**WHAT YOU WILL DO:** From the records below, pull each line that has "title".

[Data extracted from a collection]
------------------------------------------------------------

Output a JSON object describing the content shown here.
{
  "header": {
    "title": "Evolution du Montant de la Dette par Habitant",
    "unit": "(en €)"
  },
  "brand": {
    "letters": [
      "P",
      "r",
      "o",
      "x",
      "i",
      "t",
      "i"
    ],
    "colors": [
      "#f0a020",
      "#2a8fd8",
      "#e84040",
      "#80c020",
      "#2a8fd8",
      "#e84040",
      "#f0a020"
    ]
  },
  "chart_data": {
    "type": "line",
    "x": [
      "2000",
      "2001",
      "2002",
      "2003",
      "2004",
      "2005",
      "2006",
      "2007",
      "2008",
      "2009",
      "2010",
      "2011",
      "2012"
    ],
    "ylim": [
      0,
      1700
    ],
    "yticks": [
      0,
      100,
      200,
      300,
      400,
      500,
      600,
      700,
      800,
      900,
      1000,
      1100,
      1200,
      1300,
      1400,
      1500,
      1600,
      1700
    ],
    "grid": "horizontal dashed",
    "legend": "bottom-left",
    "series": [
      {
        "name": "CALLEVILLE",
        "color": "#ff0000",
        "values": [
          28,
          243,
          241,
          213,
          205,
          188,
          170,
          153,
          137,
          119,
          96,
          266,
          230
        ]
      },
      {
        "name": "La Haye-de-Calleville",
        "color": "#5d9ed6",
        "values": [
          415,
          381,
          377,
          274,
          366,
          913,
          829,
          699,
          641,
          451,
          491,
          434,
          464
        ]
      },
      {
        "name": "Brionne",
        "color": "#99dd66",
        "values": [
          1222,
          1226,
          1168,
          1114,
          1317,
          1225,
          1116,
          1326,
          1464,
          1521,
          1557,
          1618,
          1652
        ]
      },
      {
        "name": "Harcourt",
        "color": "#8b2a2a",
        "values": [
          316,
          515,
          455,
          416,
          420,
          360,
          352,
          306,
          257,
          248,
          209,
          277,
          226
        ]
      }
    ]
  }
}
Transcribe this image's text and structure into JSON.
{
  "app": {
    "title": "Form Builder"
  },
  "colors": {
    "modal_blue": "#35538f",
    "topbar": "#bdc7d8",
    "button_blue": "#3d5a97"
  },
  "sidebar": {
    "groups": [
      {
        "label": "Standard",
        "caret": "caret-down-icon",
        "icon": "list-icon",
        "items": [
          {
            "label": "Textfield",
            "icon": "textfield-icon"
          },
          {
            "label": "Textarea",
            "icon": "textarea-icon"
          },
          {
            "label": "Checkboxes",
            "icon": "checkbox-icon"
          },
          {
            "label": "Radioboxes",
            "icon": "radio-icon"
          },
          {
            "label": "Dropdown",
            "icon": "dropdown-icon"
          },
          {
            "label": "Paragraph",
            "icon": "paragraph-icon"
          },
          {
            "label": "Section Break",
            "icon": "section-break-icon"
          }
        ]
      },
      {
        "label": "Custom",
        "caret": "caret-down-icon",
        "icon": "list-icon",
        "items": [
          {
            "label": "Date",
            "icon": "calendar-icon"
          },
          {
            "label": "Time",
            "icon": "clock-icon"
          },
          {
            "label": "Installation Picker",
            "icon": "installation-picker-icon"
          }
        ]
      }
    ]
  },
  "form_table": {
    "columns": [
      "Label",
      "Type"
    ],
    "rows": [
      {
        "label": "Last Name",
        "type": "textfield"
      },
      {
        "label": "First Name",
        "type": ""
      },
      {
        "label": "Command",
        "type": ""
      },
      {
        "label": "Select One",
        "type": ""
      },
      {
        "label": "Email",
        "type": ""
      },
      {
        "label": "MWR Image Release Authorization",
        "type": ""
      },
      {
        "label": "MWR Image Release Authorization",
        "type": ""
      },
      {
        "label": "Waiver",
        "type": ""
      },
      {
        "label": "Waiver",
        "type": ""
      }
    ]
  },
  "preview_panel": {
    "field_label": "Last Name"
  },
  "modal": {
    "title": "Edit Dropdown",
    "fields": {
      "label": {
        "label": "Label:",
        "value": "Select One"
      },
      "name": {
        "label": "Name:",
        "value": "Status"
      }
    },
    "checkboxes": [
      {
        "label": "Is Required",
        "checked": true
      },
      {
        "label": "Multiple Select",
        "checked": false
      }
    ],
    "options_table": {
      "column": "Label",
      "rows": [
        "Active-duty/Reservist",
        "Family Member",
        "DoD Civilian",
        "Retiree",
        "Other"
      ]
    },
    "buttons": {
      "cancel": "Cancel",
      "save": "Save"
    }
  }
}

------------------------------------------------------------

**SOLUTION TO THE EXERCISE:**
    "title": "Evolution du Montant de la Dette par Habitant",
    "title": "Form Builder"
    "title": "Edit Dropdown",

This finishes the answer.